> **Problem statement**: Collect all the lines that mention the word "image".

> **Exercise material**:
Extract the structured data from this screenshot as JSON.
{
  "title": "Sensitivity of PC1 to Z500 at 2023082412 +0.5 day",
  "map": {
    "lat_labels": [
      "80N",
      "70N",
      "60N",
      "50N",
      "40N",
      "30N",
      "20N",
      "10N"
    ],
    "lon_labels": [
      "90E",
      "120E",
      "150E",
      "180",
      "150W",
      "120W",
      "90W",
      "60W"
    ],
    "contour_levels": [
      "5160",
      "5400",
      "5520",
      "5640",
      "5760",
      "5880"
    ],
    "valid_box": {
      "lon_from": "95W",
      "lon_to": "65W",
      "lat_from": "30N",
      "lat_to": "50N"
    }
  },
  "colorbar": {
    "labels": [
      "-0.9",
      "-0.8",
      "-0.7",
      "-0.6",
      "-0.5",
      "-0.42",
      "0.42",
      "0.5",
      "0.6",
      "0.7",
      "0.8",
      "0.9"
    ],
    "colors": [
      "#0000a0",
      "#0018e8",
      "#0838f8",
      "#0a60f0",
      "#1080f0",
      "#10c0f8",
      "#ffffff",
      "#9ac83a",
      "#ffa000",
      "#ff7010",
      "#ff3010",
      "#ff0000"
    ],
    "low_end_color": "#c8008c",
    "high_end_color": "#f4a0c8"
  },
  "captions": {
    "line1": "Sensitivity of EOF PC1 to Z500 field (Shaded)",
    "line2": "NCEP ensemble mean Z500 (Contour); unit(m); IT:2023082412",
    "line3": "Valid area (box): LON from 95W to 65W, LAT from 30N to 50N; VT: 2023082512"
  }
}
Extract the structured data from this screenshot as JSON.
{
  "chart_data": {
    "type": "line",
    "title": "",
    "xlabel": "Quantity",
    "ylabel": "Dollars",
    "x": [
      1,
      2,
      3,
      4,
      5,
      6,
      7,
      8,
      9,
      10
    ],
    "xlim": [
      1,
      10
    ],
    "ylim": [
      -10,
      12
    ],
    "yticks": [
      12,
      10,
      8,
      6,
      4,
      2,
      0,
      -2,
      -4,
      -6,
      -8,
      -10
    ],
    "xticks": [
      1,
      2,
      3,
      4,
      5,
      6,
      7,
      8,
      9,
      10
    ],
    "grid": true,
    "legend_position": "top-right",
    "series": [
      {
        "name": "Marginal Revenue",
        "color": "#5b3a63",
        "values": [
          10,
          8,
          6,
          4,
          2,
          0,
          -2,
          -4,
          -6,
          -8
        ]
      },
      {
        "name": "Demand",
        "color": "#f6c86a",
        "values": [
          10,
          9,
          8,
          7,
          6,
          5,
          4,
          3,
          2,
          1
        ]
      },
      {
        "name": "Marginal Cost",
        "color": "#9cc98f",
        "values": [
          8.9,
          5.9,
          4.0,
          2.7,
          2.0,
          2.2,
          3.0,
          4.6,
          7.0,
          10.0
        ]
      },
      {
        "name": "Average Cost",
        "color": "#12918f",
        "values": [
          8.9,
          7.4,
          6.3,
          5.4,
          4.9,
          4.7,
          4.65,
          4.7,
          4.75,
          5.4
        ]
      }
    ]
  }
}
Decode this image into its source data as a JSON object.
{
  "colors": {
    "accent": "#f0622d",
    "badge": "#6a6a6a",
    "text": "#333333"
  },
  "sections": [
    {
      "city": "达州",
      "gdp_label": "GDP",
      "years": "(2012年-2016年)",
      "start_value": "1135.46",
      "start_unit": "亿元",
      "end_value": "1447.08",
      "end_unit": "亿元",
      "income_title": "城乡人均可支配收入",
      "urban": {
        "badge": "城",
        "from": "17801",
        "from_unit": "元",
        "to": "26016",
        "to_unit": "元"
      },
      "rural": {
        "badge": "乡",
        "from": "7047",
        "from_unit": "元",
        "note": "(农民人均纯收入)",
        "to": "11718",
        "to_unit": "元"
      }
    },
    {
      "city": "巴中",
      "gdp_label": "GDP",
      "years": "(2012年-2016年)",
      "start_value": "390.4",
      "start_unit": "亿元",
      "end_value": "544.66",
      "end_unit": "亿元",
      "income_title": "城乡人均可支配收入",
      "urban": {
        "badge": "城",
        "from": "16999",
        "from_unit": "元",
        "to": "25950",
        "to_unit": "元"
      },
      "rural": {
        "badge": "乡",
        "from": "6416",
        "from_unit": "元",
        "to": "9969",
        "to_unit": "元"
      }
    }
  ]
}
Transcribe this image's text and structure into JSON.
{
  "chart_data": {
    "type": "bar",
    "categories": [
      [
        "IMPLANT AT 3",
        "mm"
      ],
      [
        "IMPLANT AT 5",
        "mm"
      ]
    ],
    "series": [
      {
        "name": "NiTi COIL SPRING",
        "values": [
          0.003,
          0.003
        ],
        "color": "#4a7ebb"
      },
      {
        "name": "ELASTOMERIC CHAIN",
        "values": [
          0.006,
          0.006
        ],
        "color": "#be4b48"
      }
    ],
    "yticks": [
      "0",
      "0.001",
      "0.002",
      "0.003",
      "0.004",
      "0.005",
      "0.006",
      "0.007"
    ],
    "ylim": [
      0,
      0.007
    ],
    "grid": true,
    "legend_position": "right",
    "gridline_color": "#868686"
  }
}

> **The completed task**:
Decode this image into its source data as a JSON object.
Transcribe this image's text and structure into JSON.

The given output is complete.